* Dataset records
*****

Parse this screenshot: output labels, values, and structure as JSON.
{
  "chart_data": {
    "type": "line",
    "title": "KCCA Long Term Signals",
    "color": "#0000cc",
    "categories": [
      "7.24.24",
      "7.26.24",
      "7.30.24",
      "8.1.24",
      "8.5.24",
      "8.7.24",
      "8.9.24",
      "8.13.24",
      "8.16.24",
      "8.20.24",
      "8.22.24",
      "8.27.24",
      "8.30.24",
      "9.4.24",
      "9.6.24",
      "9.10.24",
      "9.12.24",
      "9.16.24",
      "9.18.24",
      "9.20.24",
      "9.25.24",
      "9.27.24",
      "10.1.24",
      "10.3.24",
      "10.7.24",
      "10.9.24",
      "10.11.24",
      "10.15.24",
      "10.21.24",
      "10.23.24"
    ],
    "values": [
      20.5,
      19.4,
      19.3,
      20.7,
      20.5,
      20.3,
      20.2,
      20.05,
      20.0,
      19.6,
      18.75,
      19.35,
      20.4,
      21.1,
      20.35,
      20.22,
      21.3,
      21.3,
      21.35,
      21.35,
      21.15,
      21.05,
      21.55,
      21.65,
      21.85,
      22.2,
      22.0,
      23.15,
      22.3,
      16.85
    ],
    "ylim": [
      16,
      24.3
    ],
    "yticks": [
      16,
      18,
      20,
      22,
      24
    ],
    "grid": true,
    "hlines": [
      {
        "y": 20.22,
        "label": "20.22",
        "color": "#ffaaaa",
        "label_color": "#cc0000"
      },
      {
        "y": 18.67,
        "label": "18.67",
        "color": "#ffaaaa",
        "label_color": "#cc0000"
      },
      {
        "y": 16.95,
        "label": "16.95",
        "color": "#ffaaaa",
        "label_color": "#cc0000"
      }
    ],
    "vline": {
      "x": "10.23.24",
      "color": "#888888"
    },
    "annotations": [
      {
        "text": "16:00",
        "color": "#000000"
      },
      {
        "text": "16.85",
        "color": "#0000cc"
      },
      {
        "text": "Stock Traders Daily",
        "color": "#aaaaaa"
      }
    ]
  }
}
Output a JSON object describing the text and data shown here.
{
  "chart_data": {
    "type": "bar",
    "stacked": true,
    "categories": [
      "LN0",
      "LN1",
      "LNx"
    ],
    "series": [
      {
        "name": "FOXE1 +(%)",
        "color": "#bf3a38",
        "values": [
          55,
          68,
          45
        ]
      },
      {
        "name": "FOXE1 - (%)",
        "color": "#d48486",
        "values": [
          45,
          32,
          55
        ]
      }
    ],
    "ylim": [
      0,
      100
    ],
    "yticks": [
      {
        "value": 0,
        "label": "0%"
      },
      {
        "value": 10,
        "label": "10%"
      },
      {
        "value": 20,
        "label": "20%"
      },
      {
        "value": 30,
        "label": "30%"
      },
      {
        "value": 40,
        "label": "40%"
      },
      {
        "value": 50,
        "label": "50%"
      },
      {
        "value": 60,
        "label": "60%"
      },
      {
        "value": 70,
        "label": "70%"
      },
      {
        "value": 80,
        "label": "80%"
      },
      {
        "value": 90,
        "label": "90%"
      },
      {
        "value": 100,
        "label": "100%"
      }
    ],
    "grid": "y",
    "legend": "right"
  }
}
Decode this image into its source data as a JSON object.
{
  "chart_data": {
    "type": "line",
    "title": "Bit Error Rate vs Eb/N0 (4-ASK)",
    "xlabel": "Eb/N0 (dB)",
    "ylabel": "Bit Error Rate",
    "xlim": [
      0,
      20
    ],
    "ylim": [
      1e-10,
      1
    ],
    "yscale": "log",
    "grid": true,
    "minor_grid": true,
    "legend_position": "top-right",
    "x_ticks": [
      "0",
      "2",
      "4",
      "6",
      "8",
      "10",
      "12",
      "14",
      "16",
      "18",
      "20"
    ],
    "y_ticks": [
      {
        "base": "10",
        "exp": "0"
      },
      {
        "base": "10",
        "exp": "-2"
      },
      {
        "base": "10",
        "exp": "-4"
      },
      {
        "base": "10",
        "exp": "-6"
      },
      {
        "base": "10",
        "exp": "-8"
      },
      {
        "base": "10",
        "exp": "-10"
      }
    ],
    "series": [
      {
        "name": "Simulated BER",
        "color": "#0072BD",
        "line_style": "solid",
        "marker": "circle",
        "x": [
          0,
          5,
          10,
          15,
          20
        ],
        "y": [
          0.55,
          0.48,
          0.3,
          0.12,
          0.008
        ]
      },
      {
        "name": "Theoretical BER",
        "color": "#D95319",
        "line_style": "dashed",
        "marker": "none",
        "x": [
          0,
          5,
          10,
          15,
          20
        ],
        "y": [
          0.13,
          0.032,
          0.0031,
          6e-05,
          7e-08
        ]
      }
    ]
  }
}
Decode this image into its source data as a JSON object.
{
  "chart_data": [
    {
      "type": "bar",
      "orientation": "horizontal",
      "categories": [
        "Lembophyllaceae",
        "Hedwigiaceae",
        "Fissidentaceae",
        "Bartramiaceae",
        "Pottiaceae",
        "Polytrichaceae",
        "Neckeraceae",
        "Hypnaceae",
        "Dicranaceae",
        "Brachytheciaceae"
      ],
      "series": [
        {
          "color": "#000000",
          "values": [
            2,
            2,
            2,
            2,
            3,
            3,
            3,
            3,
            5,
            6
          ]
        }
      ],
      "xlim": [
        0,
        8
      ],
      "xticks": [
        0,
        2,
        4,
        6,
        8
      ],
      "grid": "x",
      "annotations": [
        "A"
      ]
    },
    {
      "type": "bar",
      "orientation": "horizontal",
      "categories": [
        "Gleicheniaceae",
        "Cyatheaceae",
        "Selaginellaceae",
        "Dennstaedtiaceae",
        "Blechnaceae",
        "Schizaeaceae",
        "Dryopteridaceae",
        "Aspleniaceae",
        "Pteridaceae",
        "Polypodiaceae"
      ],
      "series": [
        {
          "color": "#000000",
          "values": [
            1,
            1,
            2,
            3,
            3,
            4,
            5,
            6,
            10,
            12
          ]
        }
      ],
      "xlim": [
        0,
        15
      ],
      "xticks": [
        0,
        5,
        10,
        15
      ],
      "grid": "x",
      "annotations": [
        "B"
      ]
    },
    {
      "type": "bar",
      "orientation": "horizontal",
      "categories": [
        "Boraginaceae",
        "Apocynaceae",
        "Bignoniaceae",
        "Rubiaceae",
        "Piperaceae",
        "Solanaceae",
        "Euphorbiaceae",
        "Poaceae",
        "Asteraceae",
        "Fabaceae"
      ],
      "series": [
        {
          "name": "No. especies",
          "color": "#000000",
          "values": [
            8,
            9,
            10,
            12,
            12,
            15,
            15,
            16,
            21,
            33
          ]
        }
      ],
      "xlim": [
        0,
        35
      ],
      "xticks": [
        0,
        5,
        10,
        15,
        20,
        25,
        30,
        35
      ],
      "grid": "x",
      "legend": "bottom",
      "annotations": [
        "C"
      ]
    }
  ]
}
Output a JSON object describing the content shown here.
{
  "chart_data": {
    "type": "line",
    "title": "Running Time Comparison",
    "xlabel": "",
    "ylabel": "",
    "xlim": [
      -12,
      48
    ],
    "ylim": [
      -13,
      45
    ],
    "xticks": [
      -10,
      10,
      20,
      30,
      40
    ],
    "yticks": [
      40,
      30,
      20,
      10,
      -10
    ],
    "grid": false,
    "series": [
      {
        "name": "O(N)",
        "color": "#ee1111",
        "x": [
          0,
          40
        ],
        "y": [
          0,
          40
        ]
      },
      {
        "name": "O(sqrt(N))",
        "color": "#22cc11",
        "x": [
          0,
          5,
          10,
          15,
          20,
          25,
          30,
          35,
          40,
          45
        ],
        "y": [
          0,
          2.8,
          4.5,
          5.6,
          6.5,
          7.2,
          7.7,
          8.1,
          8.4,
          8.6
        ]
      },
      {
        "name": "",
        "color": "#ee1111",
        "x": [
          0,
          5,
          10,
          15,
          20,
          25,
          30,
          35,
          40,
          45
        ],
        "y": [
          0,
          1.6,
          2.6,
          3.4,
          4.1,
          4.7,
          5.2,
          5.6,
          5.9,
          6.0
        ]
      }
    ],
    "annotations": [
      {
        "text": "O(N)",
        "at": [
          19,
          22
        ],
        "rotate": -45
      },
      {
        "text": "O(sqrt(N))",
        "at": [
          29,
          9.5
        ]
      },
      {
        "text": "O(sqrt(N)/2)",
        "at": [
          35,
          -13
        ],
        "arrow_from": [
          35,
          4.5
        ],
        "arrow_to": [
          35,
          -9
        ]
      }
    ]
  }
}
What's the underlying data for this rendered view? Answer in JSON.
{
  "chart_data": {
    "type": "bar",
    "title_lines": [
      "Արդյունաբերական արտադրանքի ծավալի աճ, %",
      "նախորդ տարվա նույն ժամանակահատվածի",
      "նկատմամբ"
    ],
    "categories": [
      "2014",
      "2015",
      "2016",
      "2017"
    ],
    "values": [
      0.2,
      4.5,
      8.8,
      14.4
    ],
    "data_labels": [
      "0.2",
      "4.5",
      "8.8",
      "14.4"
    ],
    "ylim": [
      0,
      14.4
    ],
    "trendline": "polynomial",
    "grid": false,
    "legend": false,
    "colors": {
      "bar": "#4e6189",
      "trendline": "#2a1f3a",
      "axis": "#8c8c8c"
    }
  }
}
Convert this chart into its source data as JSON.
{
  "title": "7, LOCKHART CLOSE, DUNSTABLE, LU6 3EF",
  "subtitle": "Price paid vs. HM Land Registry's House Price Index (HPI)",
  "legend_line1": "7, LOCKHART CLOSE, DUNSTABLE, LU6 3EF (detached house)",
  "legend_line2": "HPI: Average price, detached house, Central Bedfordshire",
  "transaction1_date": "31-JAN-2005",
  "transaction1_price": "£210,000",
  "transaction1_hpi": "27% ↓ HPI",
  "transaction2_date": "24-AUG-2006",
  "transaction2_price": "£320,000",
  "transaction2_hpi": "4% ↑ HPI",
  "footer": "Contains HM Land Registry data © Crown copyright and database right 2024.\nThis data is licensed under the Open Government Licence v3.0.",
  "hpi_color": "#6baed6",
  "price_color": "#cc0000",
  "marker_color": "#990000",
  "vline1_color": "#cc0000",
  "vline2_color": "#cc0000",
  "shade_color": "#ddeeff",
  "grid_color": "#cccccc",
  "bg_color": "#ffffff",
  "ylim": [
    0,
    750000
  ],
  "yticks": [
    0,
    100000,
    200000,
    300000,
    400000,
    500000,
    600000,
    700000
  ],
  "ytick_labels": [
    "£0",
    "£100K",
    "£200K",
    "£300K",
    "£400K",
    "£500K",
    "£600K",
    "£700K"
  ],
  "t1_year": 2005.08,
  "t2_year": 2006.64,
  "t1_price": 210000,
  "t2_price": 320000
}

*****

* What to work on
Look through the listing above. Pick out each line with "name" and copy it.

* Response
        "name": "FOXE1 +(%)",
        "name": "FOXE1 - (%)",
        "name": "Simulated BER",
        "name": "Theoretical BER",
          "name": "No. especies",
        "name": "O(N)",
        "name": "O(sqrt(N))",
        "name": "",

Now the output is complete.